### Problem description
Report how many lines contain "questions", with no other words.
== Data extract ==
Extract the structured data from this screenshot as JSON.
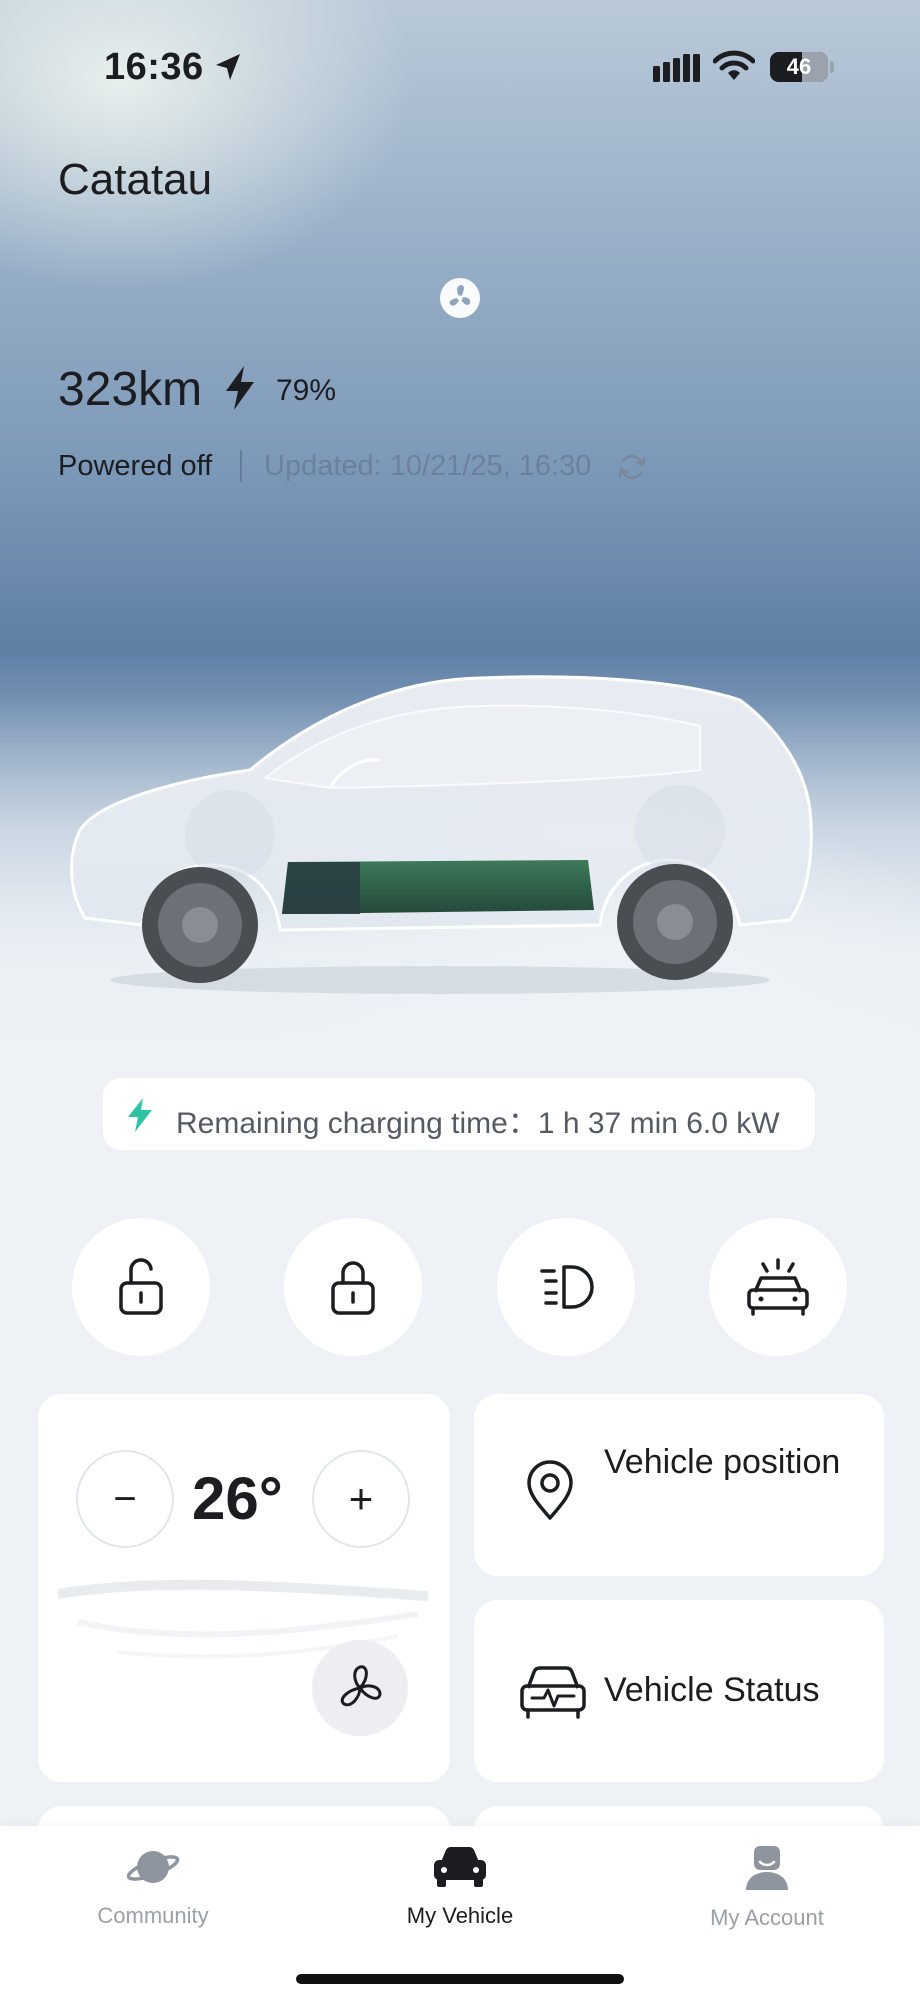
{
  "status_bar": {
    "time": "16:36",
    "battery_level": "46",
    "icons": [
      "location-arrow-icon",
      "cellular-signal-icon",
      "wifi-icon",
      "battery-icon"
    ]
  },
  "vehicle": {
    "name": "Catatau",
    "range": "323km",
    "battery_percent": "79%",
    "power_state": "Powered off",
    "updated": "Updated: 10/21/25, 16:30"
  },
  "charging": {
    "text": "Remaining charging time：1 h 37 min 6.0 kW",
    "accent_color": "#2fc3a5"
  },
  "quick_actions": [
    {
      "name": "unlock",
      "icon": "unlocked-padlock-icon"
    },
    {
      "name": "lock",
      "icon": "padlock-icon"
    },
    {
      "name": "headlights",
      "icon": "headlight-icon"
    },
    {
      "name": "find-car",
      "icon": "car-alert-icon"
    }
  ],
  "climate": {
    "temperature": "26°",
    "decrease_symbol": "−",
    "increase_symbol": "+"
  },
  "cards": {
    "position_label": "Vehicle position",
    "status_label": "Vehicle Status"
  },
  "tabs": [
    {
      "label": "Community",
      "icon": "planet-icon",
      "active": false
    },
    {
      "label": "My Vehicle",
      "icon": "car-icon",
      "active": true
    },
    {
      "label": "My Account",
      "icon": "user-icon",
      "active": false
    }
  ],
  "colors": {
    "battery_pack": "#2f5e45",
    "text_primary": "#1c1d21",
    "text_muted": "#9aa0a8"
  }
}
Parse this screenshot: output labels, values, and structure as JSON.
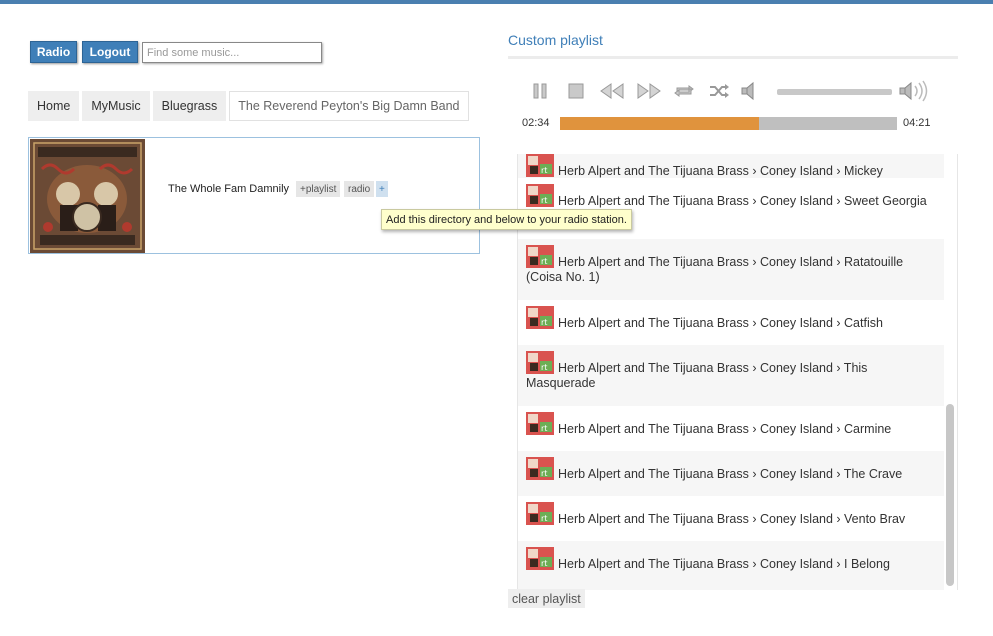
{
  "nav": {
    "radio_label": "Radio",
    "logout_label": "Logout",
    "search_placeholder": "Find some music..."
  },
  "breadcrumbs": [
    "Home",
    "MyMusic",
    "Bluegrass",
    "The Reverend Peyton's Big Damn Band"
  ],
  "album": {
    "title": "The Whole Fam Damnily",
    "playlist_tag": "+playlist",
    "radio_tag": "radio",
    "plus_tag": "+"
  },
  "tooltip": "Add this directory and below to your radio station.",
  "playlist": {
    "title": "Custom playlist",
    "elapsed": "02:34",
    "total": "04:21",
    "progress": 0.59,
    "controls": [
      "pause-icon",
      "stop-icon",
      "rewind-icon",
      "fast-forward-icon",
      "repeat-icon",
      "shuffle-icon",
      "volume-low-icon",
      "volume-high-icon"
    ],
    "items": [
      {
        "text": "Herb Alpert and The Tijuana Brass › Coney Island › Mickey"
      },
      {
        "text": "Herb Alpert and The Tijuana Brass › Coney Island › Sweet Georgia Brown"
      },
      {
        "text": "Herb Alpert and The Tijuana Brass › Coney Island › Ratatouille (Coisa No. 1)"
      },
      {
        "text": "Herb Alpert and The Tijuana Brass › Coney Island › Catfish"
      },
      {
        "text": "Herb Alpert and The Tijuana Brass › Coney Island › This Masquerade"
      },
      {
        "text": "Herb Alpert and The Tijuana Brass › Coney Island › Carmine"
      },
      {
        "text": "Herb Alpert and The Tijuana Brass › Coney Island › The Crave"
      },
      {
        "text": "Herb Alpert and The Tijuana Brass › Coney Island › Vento Brav"
      },
      {
        "text": "Herb Alpert and The Tijuana Brass › Coney Island › I Belong"
      }
    ],
    "clear_label": "clear playlist"
  },
  "colors": {
    "accent": "#3f7fb8",
    "progress": "#e0933d",
    "tooltip_bg": "#ffffcc"
  }
}
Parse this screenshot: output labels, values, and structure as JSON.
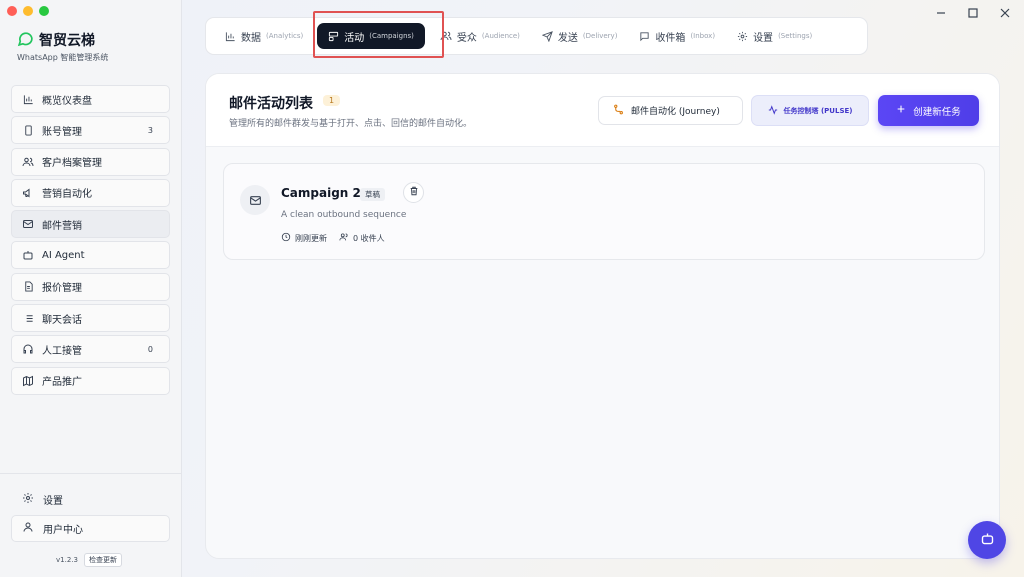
{
  "colors": {
    "accent": "#4f46e5",
    "brand": "#22c55e",
    "tab_active": "#111827",
    "highlight": "#e05252"
  },
  "sidebar": {
    "brand_name": "智贸云梯",
    "brand_subtitle": "WhatsApp 智能管理系统",
    "items": [
      {
        "label": "概览仪表盘",
        "icon": "bar-chart-icon",
        "count": ""
      },
      {
        "label": "账号管理",
        "icon": "phone-icon",
        "count": "3"
      },
      {
        "label": "客户档案管理",
        "icon": "users-icon",
        "count": ""
      },
      {
        "label": "营销自动化",
        "icon": "megaphone-icon",
        "count": ""
      },
      {
        "label": "邮件营销",
        "icon": "mail-icon",
        "count": ""
      },
      {
        "label": "AI Agent",
        "icon": "bot-icon",
        "count": ""
      },
      {
        "label": "报价管理",
        "icon": "file-icon",
        "count": ""
      },
      {
        "label": "聊天会话",
        "icon": "list-icon",
        "count": ""
      },
      {
        "label": "人工接管",
        "icon": "headset-icon",
        "count": "0"
      },
      {
        "label": "产品推广",
        "icon": "map-icon",
        "count": ""
      }
    ],
    "settings_label": "设置",
    "user_center_label": "用户中心",
    "version": "v1.2.3",
    "check_update_label": "检查更新"
  },
  "tabs": [
    {
      "label": "数据",
      "sub": "(Analytics)",
      "icon": "bar-chart-icon"
    },
    {
      "label": "活动",
      "sub": "(Campaigns)",
      "icon": "layout-icon"
    },
    {
      "label": "受众",
      "sub": "(Audience)",
      "icon": "users-icon"
    },
    {
      "label": "发送",
      "sub": "(Delivery)",
      "icon": "send-icon"
    },
    {
      "label": "收件箱",
      "sub": "(Inbox)",
      "icon": "message-icon"
    },
    {
      "label": "设置",
      "sub": "(Settings)",
      "icon": "gear-icon"
    }
  ],
  "main": {
    "title": "邮件活动列表",
    "count_badge": "1",
    "description": "管理所有的邮件群发与基于打开、点击、回信的邮件自动化。",
    "journey_label": "邮件自动化 (Journey)",
    "pulse_label": "任务控制塔 (PULSE)",
    "create_label": "创建新任务"
  },
  "campaigns": [
    {
      "name": "Campaign 2",
      "status": "草稿",
      "description": "A clean outbound sequence",
      "updated": "刚刚更新",
      "recipients": "0 收件人"
    }
  ]
}
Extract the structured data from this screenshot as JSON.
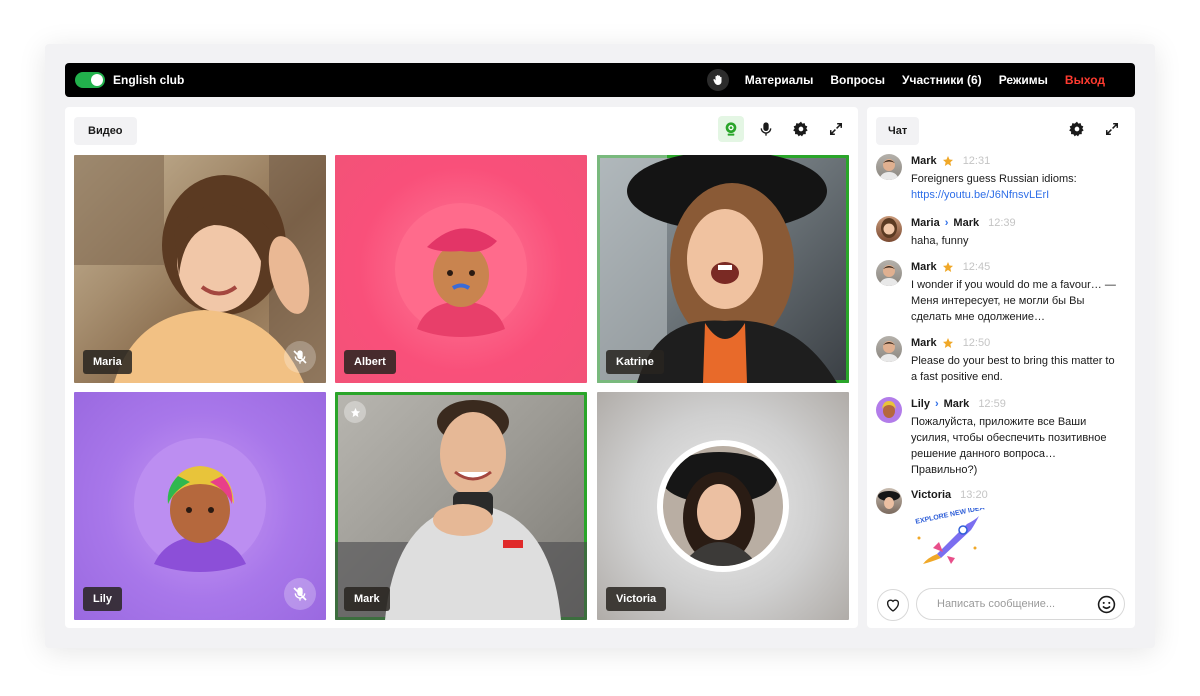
{
  "topbar": {
    "club_name": "English club",
    "nav": {
      "materials": "Материалы",
      "questions": "Вопросы",
      "participants": "Участники (6)",
      "modes": "Режимы",
      "exit": "Выход"
    },
    "colors": {
      "toggle_on": "#22b14c",
      "exit": "#ff3b30",
      "background": "#000000"
    }
  },
  "video": {
    "tab_label": "Видео",
    "toolbar_icons": [
      "camera-icon",
      "microphone-icon",
      "gear-icon",
      "expand-icon"
    ],
    "tiles": [
      {
        "name": "Maria",
        "muted": true,
        "speaking": false,
        "type": "photo"
      },
      {
        "name": "Albert",
        "muted": false,
        "speaking": false,
        "type": "avatar"
      },
      {
        "name": "Katrine",
        "muted": false,
        "speaking": true,
        "type": "photo"
      },
      {
        "name": "Lily",
        "muted": true,
        "speaking": false,
        "type": "avatar"
      },
      {
        "name": "Mark",
        "muted": false,
        "speaking": true,
        "type": "photo",
        "host": true
      },
      {
        "name": "Victoria",
        "muted": false,
        "speaking": false,
        "type": "avatar-photo"
      }
    ],
    "colors": {
      "speaking_border": "#2aa52a"
    }
  },
  "chat": {
    "tab_label": "Чат",
    "messages": [
      {
        "author": "Mark",
        "starred": true,
        "time": "12:31",
        "text": "Foreigners guess Russian idioms:",
        "link": "https://youtu.be/J6NfnsvLErI"
      },
      {
        "author": "Maria",
        "to": "Mark",
        "time": "12:39",
        "text": "haha, funny"
      },
      {
        "author": "Mark",
        "starred": true,
        "time": "12:45",
        "text": "I wonder if you would do me a favour… — Меня интересует, не могли бы Вы сделать мне одолжение…"
      },
      {
        "author": "Mark",
        "starred": true,
        "time": "12:50",
        "text": "Please do your best to bring this matter to a fast positive end."
      },
      {
        "author": "Lily",
        "to": "Mark",
        "time": "12:59",
        "text": "Пожалуйста, приложите все Ваши усилия, чтобы обеспечить позитивное решение данного вопроса… Правильно?)"
      },
      {
        "author": "Victoria",
        "time": "13:20",
        "sticker": "EXPLORE NEW IDEAS"
      }
    ],
    "input_placeholder": "Написать сообщение...",
    "colors": {
      "link": "#2f6fe8",
      "star": "#f0a828",
      "time": "#c4c4c4"
    }
  }
}
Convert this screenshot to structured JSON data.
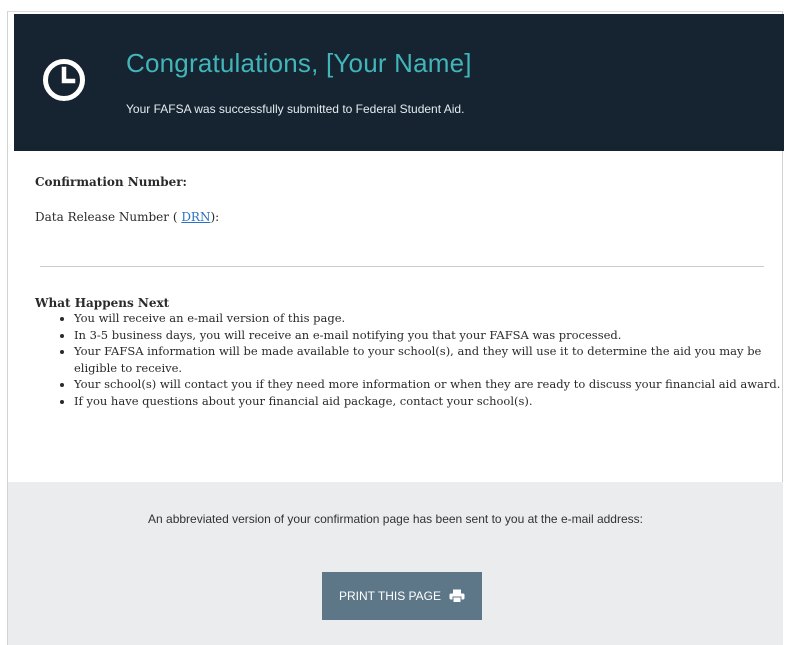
{
  "header": {
    "title": "Congratulations, [Your Name]",
    "subtitle": "Your FAFSA was successfully submitted to Federal Student Aid.",
    "icon": "clock-icon",
    "background": "#162331",
    "title_color": "#41b5b8"
  },
  "confirmation": {
    "label": "Confirmation Number:",
    "drn_prefix": "Data Release Number ( ",
    "drn_link": "DRN",
    "drn_suffix": "):"
  },
  "next": {
    "title": "What Happens Next",
    "items": [
      "You will receive an e-mail version of this page.",
      "In 3-5 business days, you will receive an e-mail notifying you that your FAFSA was processed.",
      "Your FAFSA information will be made available to your school(s), and they will use it to determine the aid you may be eligible to receive.",
      "Your school(s) will contact you if they need more information or when they are ready to discuss your financial aid award.",
      "If you have questions about your financial aid package, contact your school(s)."
    ]
  },
  "footer": {
    "message": "An abbreviated version of your confirmation page has been sent to you at the e-mail address:",
    "print_label": "PRINT THIS PAGE",
    "print_icon": "printer-icon",
    "button_color": "#5d7789"
  }
}
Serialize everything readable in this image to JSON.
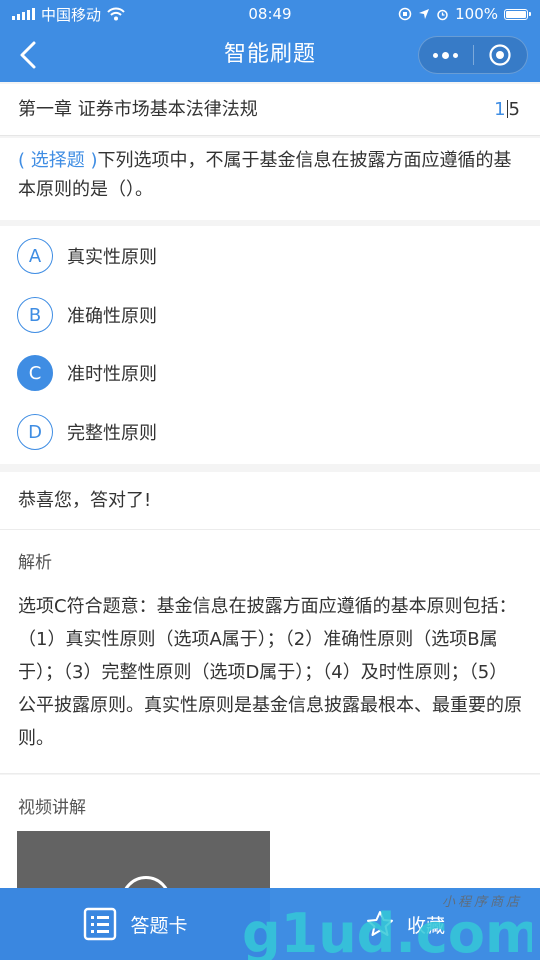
{
  "status_bar": {
    "carrier": "中国移动",
    "time": "08:49",
    "battery": "100%"
  },
  "nav": {
    "title": "智能刷题"
  },
  "chapter": {
    "title": "第一章 证券市场基本法律法规",
    "current": "1",
    "total": "5"
  },
  "question": {
    "type": "( 选择题 )",
    "text": "下列选项中，不属于基金信息在披露方面应遵循的基本原则的是（）。"
  },
  "options": [
    {
      "letter": "A",
      "text": "真实性原则",
      "selected": false
    },
    {
      "letter": "B",
      "text": "准确性原则",
      "selected": false
    },
    {
      "letter": "C",
      "text": "准时性原则",
      "selected": true
    },
    {
      "letter": "D",
      "text": "完整性原则",
      "selected": false
    }
  ],
  "result": {
    "text": "恭喜您，答对了!"
  },
  "analysis": {
    "label": "解析",
    "body": "选项C符合题意：基金信息在披露方面应遵循的基本原则包括：（1）真实性原则（选项A属于）；（2）准确性原则（选项B属于）；（3）完整性原则（选项D属于）；（4）及时性原则；（5）公平披露原则。真实性原则是基金信息披露最根本、最重要的原则。"
  },
  "video": {
    "label": "视频讲解"
  },
  "bottom_bar": {
    "answer_sheet": "答题卡",
    "favorite": "收藏"
  },
  "watermark": {
    "text": "g1ud.com",
    "subtext": "小程序商店"
  },
  "colors": {
    "accent": "#3f8de3",
    "watermark": "#35c8d8"
  }
}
===
### Final result
2